EXERCISE:
Wherever the word "this" shows up in a line, please copy that line.

INFORMATION GIVEN:

• • • •

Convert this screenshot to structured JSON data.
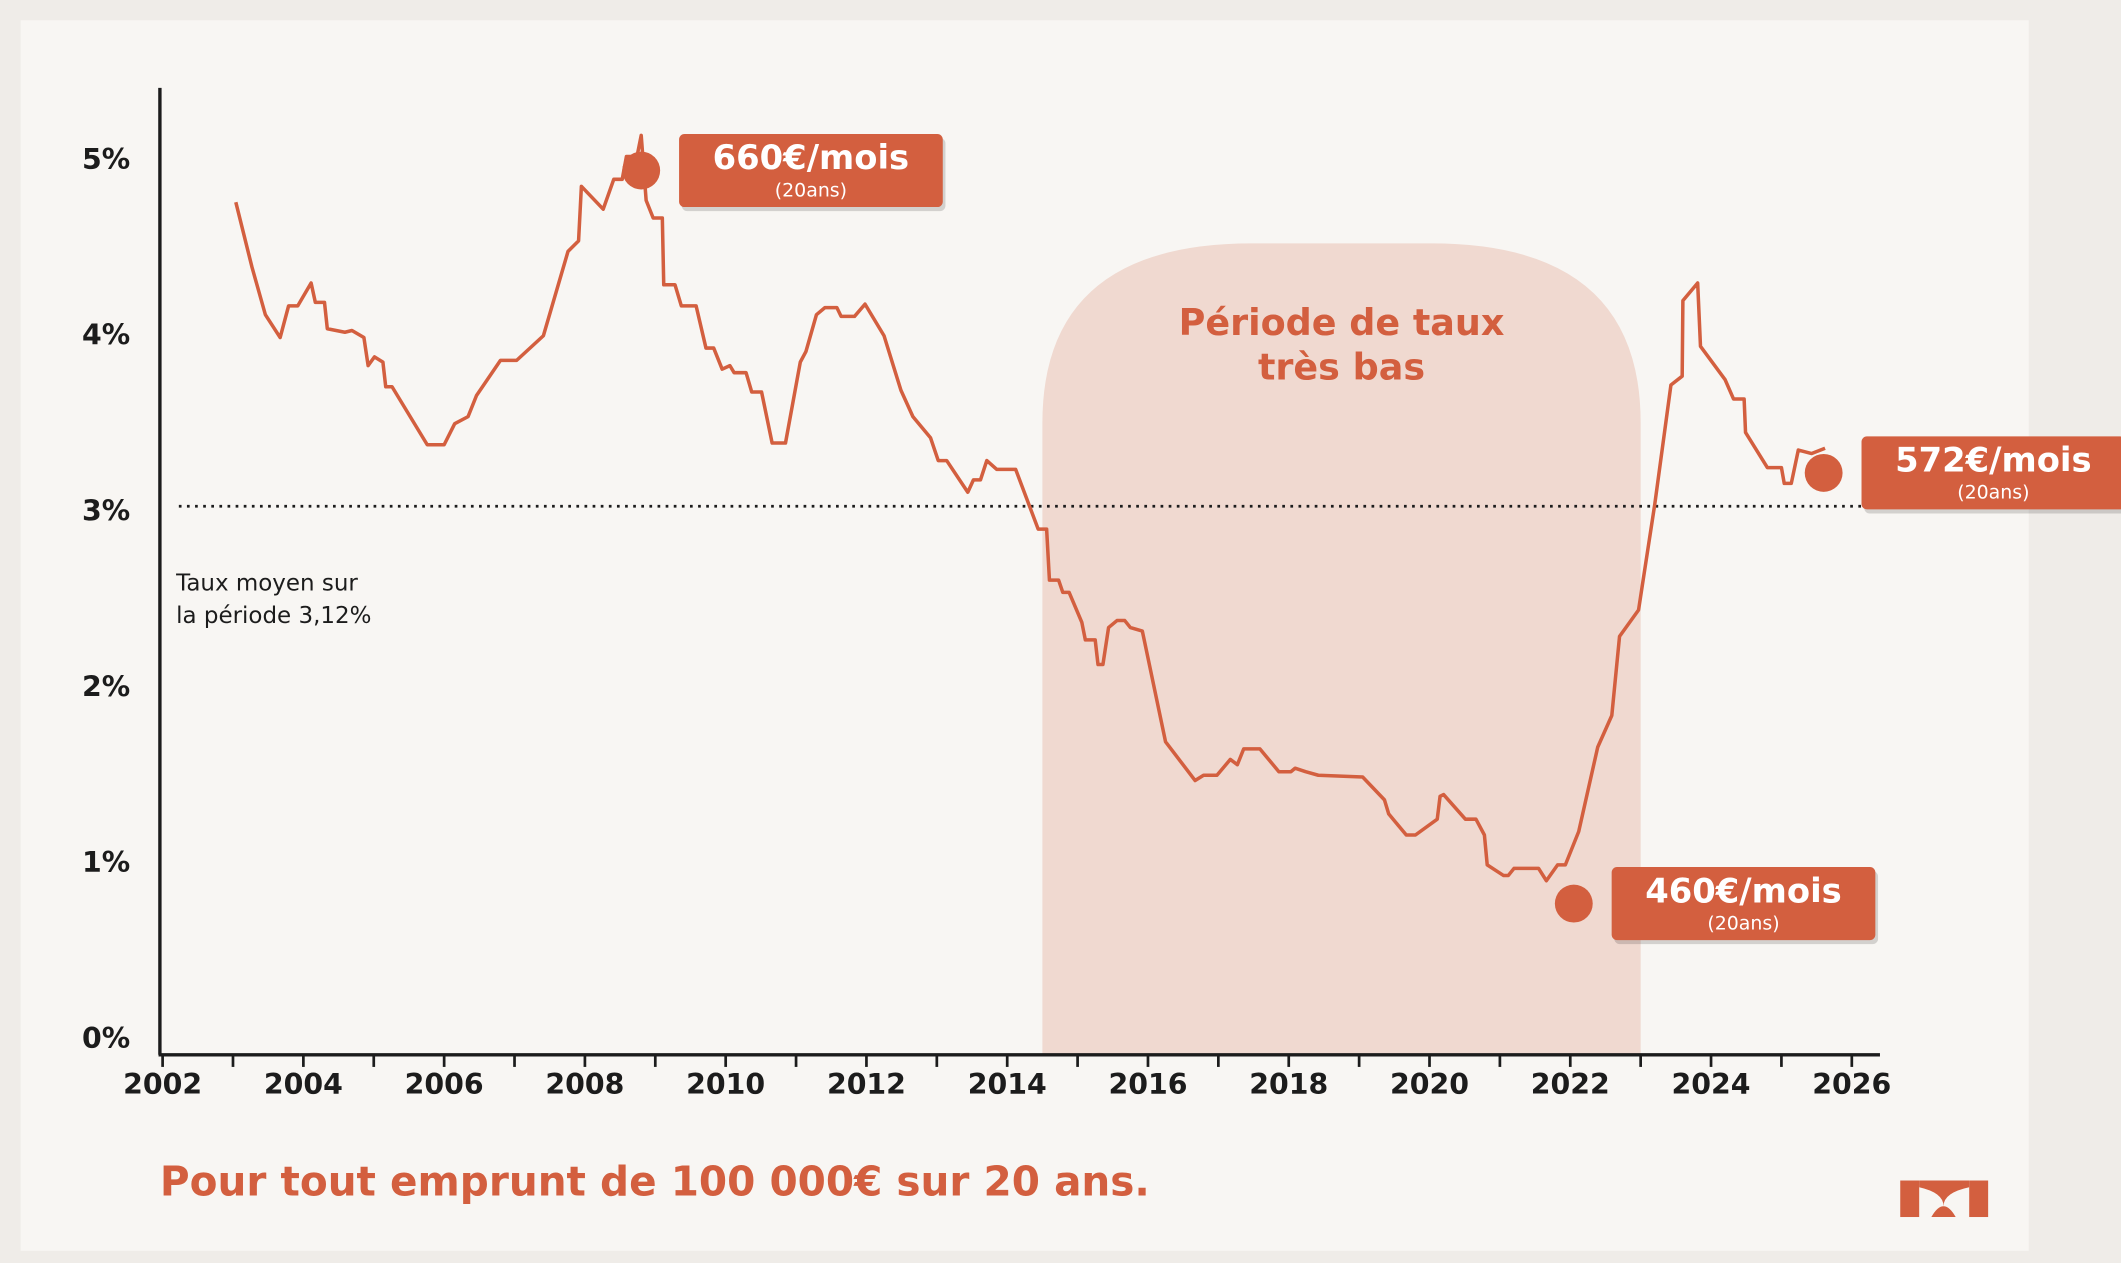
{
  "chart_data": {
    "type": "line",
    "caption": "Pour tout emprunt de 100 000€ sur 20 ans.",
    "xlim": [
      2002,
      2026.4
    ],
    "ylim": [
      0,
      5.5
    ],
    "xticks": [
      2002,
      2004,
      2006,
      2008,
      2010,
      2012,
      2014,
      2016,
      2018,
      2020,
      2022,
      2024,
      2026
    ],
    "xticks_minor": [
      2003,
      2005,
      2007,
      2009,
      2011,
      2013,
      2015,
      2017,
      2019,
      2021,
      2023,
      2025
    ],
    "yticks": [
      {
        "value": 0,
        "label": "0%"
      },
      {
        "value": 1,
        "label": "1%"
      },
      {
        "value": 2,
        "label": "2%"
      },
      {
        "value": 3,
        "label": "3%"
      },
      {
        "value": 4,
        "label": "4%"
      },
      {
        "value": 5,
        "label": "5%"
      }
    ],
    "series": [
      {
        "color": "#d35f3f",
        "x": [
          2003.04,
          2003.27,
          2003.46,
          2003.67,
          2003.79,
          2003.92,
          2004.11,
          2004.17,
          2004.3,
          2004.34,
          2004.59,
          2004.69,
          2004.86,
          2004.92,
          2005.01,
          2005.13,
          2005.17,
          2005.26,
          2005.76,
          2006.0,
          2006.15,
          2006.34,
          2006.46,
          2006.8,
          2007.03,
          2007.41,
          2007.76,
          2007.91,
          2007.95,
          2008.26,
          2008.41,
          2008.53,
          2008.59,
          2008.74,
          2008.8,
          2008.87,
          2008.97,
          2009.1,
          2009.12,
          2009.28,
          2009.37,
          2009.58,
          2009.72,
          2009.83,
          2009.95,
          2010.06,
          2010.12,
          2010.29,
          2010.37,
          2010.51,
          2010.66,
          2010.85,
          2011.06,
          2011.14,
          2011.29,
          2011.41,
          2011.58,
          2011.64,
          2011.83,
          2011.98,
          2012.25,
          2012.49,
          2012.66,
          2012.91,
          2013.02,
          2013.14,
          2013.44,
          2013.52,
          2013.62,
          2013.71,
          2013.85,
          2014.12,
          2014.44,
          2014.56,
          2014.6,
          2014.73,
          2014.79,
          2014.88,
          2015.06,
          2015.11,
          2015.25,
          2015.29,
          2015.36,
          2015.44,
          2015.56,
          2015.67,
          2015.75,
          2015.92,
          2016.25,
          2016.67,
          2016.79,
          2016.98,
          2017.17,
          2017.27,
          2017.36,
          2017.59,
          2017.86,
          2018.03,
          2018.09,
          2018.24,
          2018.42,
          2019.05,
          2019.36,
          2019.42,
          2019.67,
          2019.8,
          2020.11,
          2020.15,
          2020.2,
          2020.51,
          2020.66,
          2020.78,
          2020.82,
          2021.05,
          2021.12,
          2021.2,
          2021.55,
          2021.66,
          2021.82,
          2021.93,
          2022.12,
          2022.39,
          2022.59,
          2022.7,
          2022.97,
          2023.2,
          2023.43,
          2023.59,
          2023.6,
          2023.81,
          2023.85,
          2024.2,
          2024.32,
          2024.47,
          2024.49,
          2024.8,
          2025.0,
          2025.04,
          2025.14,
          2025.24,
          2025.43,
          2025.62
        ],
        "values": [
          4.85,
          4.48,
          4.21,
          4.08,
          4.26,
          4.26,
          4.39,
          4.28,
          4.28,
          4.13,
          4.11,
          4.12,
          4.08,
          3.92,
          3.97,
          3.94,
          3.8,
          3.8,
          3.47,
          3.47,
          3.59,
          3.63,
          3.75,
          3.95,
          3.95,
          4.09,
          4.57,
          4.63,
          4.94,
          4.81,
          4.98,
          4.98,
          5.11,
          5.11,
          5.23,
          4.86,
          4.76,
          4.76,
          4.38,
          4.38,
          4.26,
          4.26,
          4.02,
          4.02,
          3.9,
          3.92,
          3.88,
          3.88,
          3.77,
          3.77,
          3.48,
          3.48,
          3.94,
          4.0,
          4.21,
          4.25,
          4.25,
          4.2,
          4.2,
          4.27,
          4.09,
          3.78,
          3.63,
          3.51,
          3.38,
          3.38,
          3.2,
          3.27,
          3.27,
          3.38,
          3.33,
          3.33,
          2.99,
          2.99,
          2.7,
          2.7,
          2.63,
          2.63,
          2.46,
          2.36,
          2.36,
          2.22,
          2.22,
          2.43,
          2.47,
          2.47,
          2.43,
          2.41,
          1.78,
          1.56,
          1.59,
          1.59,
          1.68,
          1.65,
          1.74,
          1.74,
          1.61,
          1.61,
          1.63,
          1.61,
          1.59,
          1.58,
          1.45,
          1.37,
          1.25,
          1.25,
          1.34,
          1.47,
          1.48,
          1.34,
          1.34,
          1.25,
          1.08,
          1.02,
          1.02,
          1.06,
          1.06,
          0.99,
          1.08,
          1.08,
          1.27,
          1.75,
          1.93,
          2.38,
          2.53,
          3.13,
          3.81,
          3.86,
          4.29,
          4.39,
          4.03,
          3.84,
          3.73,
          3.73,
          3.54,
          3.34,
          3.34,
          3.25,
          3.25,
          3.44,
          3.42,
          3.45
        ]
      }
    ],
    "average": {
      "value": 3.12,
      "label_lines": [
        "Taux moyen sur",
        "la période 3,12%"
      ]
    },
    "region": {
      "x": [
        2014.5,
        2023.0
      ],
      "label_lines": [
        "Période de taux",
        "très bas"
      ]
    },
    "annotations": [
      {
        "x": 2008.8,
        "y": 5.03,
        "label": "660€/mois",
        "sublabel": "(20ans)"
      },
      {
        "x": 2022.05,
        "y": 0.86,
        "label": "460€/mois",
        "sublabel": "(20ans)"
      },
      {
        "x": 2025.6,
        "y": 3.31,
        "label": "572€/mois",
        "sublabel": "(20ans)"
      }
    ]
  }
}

• • • •

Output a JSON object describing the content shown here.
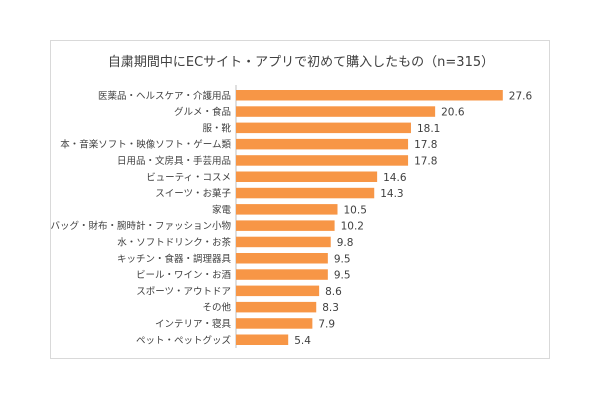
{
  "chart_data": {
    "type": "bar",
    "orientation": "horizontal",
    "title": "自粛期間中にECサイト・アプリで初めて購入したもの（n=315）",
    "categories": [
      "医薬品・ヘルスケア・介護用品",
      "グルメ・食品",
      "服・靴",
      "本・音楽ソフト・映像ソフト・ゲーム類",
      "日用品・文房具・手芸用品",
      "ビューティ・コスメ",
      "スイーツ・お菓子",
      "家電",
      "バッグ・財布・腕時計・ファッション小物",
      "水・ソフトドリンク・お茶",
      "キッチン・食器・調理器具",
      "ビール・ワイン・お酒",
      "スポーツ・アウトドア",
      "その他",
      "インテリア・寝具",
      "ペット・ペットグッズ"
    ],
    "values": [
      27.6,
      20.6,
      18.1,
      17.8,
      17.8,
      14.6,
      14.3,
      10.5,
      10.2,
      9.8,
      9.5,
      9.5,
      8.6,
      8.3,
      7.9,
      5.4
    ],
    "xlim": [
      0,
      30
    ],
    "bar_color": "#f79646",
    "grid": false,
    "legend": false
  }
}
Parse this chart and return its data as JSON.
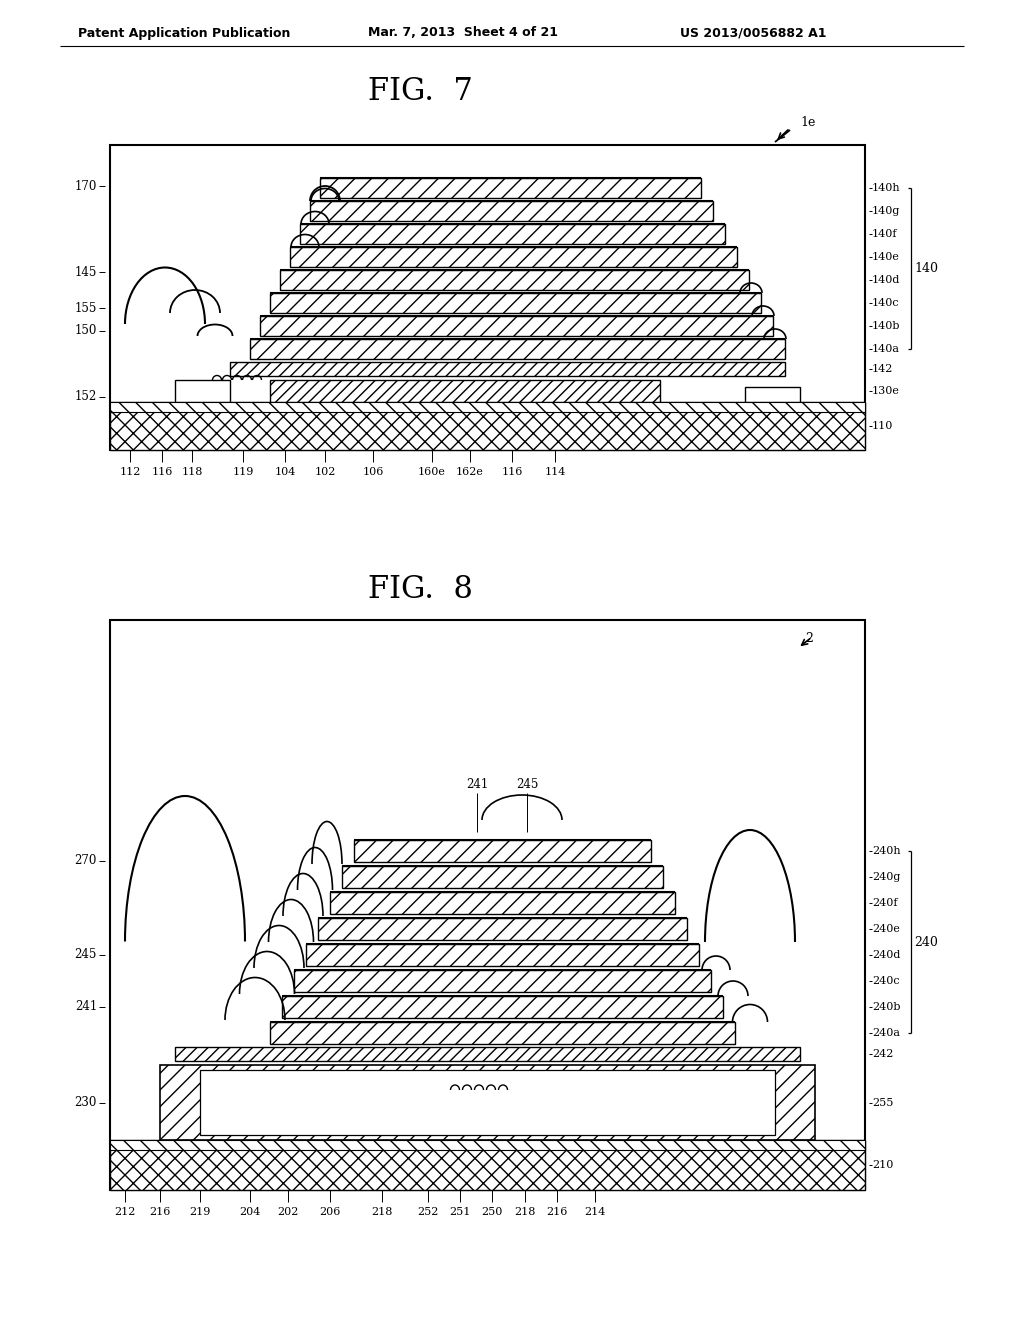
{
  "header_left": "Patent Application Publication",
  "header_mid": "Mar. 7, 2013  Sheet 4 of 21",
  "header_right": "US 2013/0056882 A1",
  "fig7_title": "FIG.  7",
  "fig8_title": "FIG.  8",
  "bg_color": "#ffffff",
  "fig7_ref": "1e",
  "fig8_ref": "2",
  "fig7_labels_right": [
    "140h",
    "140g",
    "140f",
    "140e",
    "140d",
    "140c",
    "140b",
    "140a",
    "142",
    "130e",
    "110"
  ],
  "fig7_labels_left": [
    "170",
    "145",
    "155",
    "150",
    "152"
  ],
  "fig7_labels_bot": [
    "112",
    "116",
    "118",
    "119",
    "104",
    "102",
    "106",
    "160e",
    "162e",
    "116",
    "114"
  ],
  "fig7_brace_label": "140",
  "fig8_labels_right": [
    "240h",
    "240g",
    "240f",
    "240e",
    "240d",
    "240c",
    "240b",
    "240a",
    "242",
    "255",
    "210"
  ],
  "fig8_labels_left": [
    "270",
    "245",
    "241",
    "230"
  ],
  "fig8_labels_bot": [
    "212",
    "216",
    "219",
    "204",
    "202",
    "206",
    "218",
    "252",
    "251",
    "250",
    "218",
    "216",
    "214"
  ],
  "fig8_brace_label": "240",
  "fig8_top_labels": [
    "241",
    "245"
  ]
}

• • • •

OUTPUT OF THE TASK:
Convert this screenshot to structured JSON data.
Parse this chart and return its data as JSON.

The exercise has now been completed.